Copy each line of the records that contains the word "title".

[Input material]
[Start]

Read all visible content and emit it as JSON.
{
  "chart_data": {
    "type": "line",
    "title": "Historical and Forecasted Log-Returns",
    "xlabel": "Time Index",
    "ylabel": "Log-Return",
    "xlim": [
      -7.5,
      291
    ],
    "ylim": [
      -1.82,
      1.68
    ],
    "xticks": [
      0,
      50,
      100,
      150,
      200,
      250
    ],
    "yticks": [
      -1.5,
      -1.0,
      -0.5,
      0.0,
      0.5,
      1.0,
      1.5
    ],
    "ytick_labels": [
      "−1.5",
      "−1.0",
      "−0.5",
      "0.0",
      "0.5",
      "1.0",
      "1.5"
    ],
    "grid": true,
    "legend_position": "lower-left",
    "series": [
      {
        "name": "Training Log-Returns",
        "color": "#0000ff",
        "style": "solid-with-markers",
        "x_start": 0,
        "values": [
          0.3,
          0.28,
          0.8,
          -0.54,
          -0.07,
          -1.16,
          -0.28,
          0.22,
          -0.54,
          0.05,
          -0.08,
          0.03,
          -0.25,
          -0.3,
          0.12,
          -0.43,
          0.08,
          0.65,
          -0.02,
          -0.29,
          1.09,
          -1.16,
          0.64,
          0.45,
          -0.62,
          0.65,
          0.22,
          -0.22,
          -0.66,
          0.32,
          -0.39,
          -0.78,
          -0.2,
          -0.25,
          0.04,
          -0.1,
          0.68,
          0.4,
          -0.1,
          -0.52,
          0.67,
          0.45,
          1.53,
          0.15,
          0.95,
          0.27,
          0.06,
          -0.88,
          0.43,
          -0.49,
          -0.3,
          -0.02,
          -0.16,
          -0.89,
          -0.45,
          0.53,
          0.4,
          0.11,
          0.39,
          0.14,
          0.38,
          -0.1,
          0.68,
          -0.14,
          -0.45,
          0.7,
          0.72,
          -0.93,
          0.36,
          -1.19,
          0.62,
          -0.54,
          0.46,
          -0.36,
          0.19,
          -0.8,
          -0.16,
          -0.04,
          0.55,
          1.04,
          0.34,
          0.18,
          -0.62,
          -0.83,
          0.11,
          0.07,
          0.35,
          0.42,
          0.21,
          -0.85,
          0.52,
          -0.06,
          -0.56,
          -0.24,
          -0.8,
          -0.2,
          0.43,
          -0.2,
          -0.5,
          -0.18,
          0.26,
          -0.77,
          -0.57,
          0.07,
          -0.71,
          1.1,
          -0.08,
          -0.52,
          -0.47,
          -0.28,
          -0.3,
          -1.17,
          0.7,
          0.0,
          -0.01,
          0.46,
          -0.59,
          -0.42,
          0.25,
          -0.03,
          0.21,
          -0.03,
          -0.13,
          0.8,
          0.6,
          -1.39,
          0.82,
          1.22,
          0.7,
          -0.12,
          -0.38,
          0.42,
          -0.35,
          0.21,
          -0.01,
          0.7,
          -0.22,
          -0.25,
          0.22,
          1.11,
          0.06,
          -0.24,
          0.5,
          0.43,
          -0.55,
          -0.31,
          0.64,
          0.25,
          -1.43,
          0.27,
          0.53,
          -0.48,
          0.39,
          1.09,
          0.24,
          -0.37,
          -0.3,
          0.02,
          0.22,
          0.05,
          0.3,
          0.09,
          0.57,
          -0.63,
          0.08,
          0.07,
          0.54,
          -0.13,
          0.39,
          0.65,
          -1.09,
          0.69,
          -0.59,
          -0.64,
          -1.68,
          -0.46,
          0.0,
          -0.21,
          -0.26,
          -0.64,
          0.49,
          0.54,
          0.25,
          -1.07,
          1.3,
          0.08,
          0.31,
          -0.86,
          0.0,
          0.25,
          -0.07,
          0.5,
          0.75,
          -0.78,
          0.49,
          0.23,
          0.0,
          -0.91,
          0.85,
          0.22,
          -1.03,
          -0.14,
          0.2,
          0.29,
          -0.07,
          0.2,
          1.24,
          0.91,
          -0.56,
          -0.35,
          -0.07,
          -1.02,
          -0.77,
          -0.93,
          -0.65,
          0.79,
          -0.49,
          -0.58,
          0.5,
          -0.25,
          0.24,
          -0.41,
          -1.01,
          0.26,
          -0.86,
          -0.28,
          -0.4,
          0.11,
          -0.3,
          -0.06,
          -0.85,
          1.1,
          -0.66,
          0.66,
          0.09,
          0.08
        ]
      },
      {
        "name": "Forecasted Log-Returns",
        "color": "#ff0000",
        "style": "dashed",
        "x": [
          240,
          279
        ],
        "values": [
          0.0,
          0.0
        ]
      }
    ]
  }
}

[End]
[Start]

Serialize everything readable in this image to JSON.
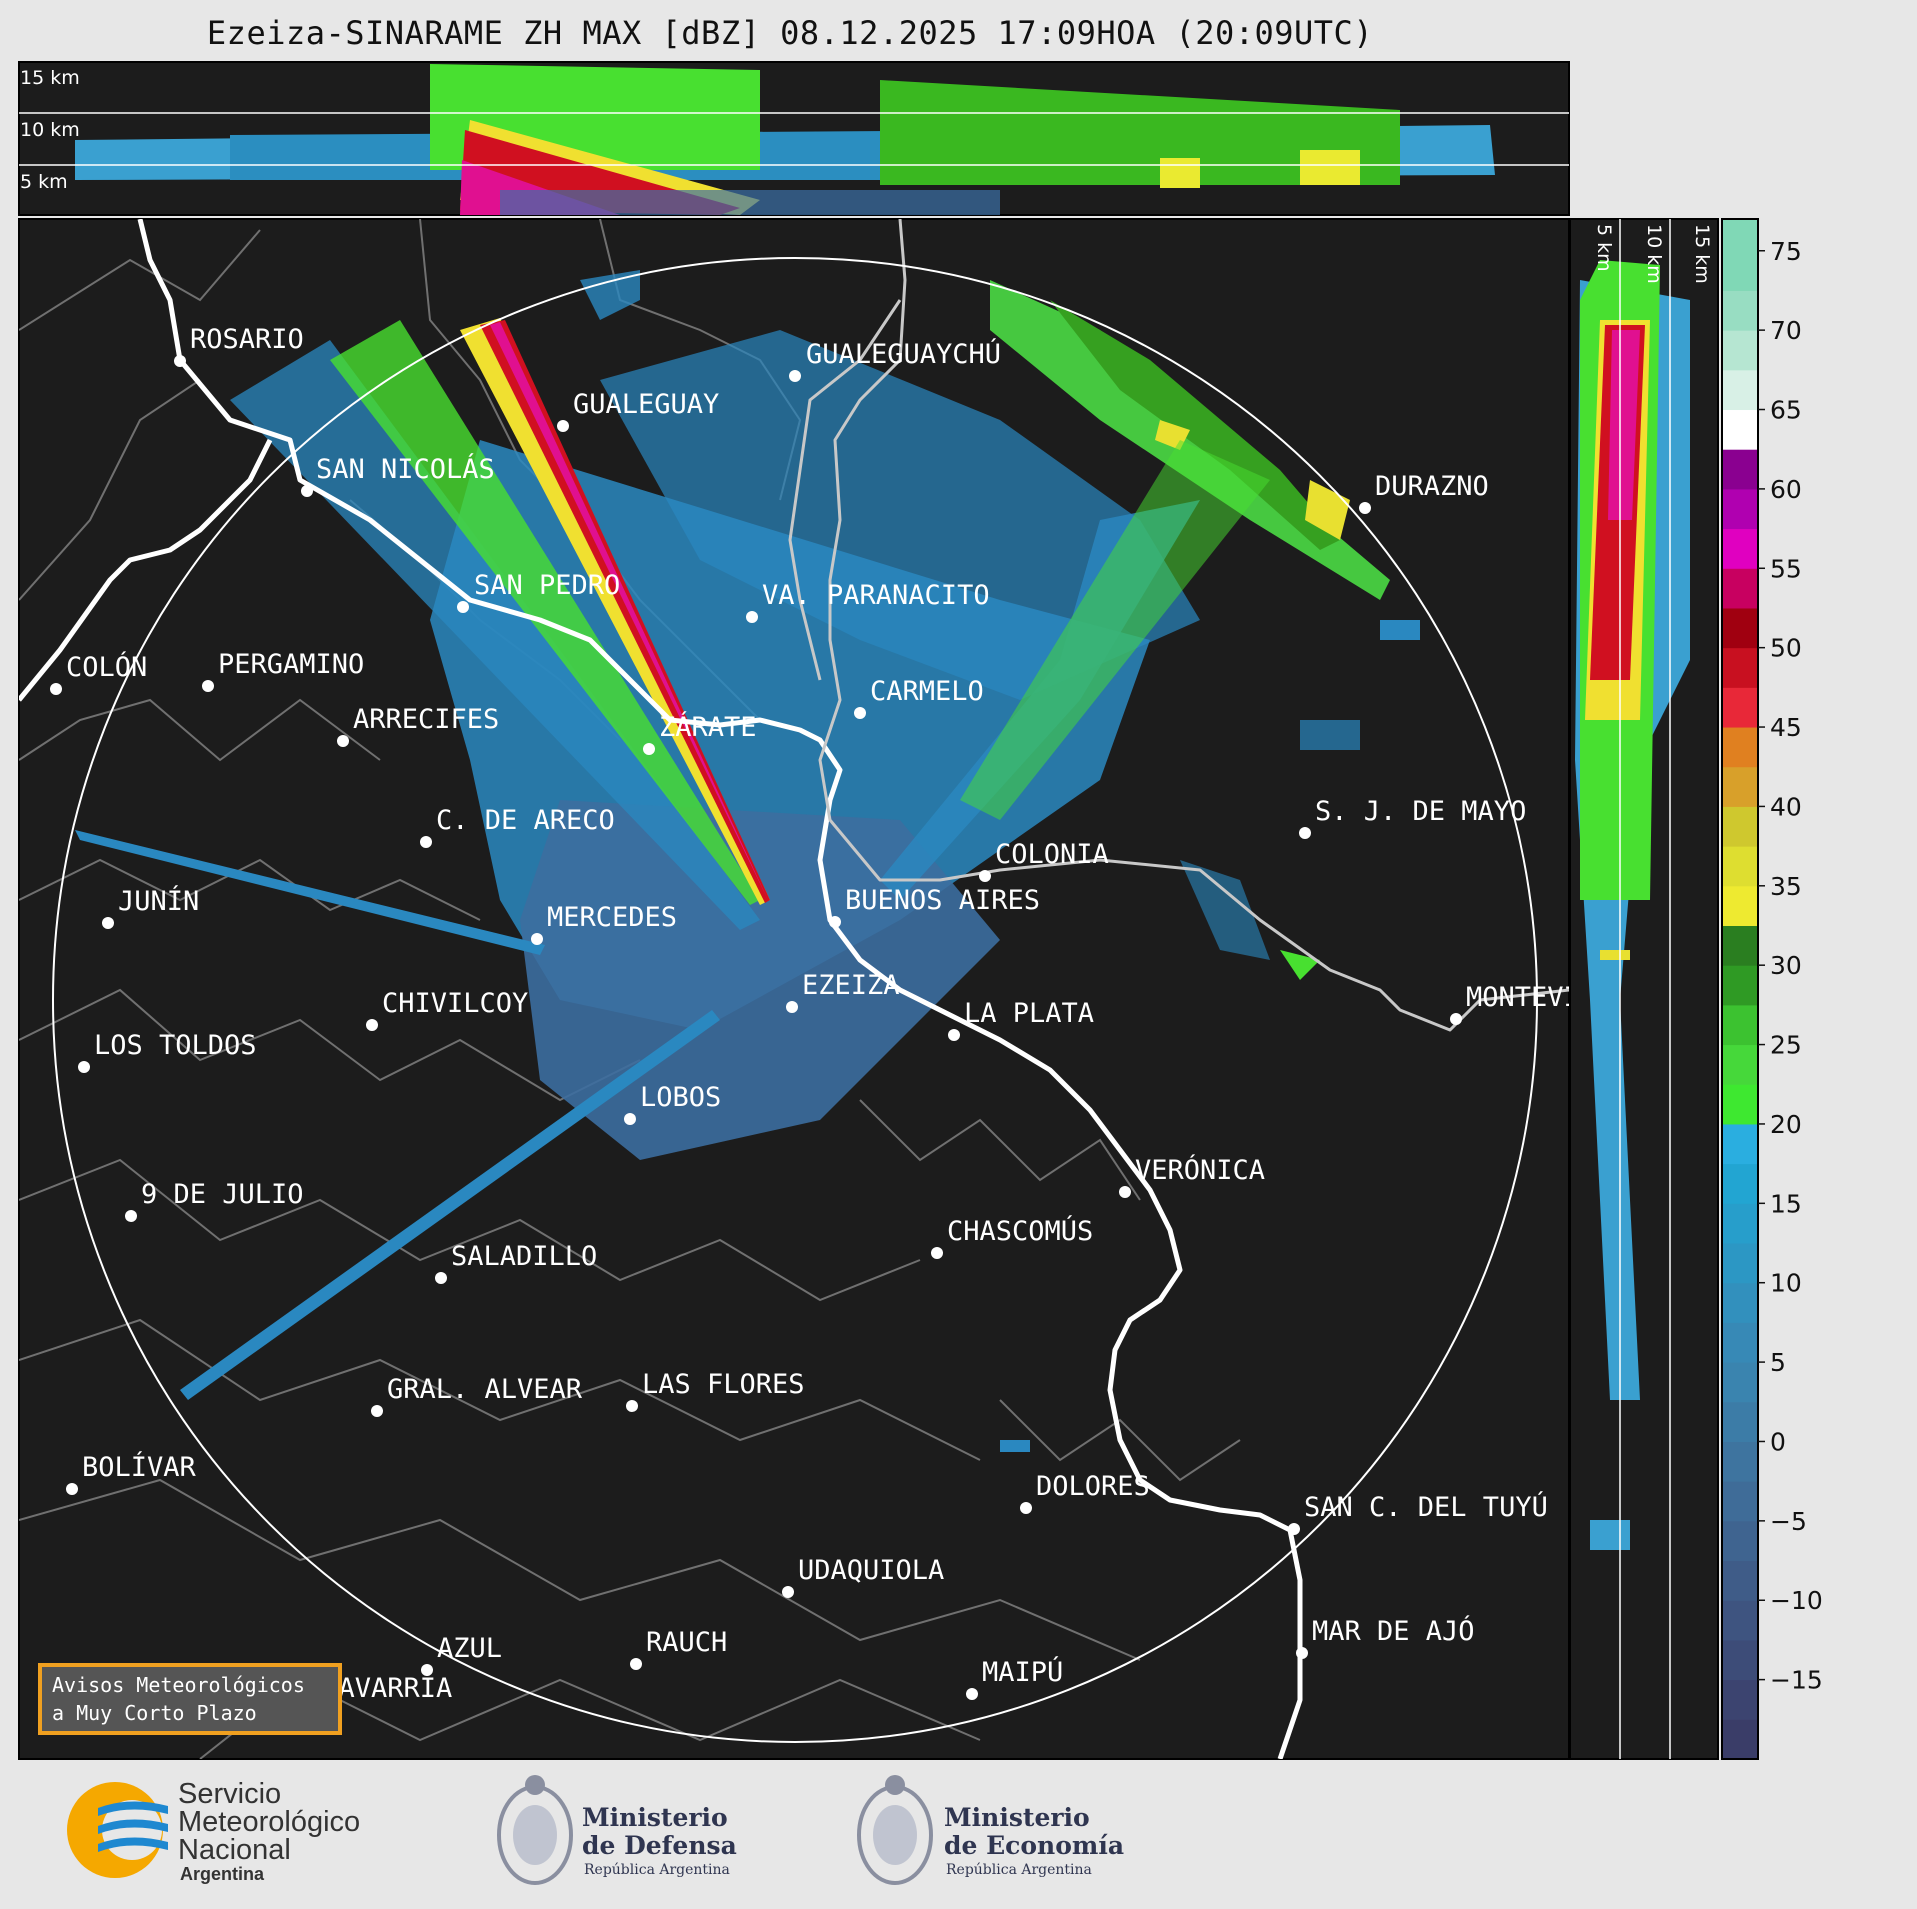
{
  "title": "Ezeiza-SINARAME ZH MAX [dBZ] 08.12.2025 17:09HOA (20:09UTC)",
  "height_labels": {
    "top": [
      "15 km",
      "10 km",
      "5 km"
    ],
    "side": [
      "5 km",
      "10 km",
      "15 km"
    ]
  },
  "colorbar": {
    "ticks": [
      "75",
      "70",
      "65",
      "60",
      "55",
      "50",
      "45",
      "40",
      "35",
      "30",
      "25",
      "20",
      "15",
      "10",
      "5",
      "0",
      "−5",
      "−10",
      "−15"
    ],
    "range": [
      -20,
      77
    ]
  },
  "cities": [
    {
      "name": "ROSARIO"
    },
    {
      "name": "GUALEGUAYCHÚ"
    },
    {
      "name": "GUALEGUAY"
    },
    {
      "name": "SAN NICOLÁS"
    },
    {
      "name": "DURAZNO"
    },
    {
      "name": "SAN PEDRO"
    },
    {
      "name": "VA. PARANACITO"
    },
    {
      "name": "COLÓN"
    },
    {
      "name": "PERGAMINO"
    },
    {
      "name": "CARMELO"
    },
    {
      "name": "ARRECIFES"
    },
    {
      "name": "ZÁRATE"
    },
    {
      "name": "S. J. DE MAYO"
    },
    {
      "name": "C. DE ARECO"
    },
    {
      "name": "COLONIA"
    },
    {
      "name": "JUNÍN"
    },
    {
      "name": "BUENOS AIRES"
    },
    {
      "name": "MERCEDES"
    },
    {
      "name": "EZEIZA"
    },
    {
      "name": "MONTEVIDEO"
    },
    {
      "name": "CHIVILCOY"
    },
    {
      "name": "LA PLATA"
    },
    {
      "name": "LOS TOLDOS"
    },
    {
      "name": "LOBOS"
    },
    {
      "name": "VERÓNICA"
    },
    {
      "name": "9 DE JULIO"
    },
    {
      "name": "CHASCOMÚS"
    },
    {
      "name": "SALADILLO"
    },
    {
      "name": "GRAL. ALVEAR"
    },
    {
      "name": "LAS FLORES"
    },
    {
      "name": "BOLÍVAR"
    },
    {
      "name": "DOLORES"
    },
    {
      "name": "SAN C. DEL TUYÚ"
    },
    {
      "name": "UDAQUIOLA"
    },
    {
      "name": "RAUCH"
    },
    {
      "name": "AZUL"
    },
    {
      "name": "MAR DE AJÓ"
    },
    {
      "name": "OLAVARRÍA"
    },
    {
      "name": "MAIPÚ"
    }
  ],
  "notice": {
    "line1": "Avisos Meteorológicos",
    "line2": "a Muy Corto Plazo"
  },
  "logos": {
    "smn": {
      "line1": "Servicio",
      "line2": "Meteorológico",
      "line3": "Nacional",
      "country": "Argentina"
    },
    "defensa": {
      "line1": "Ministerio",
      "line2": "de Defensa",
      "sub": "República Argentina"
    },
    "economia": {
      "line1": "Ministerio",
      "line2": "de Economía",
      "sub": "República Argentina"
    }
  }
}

[End]

[Reply]
    "title": "Historical and Forecasted Log-Returns",
  "title": "Ezeiza-SINARAME ZH MAX [dBZ] 08.12.2025 17:09HOA (20:09UTC)",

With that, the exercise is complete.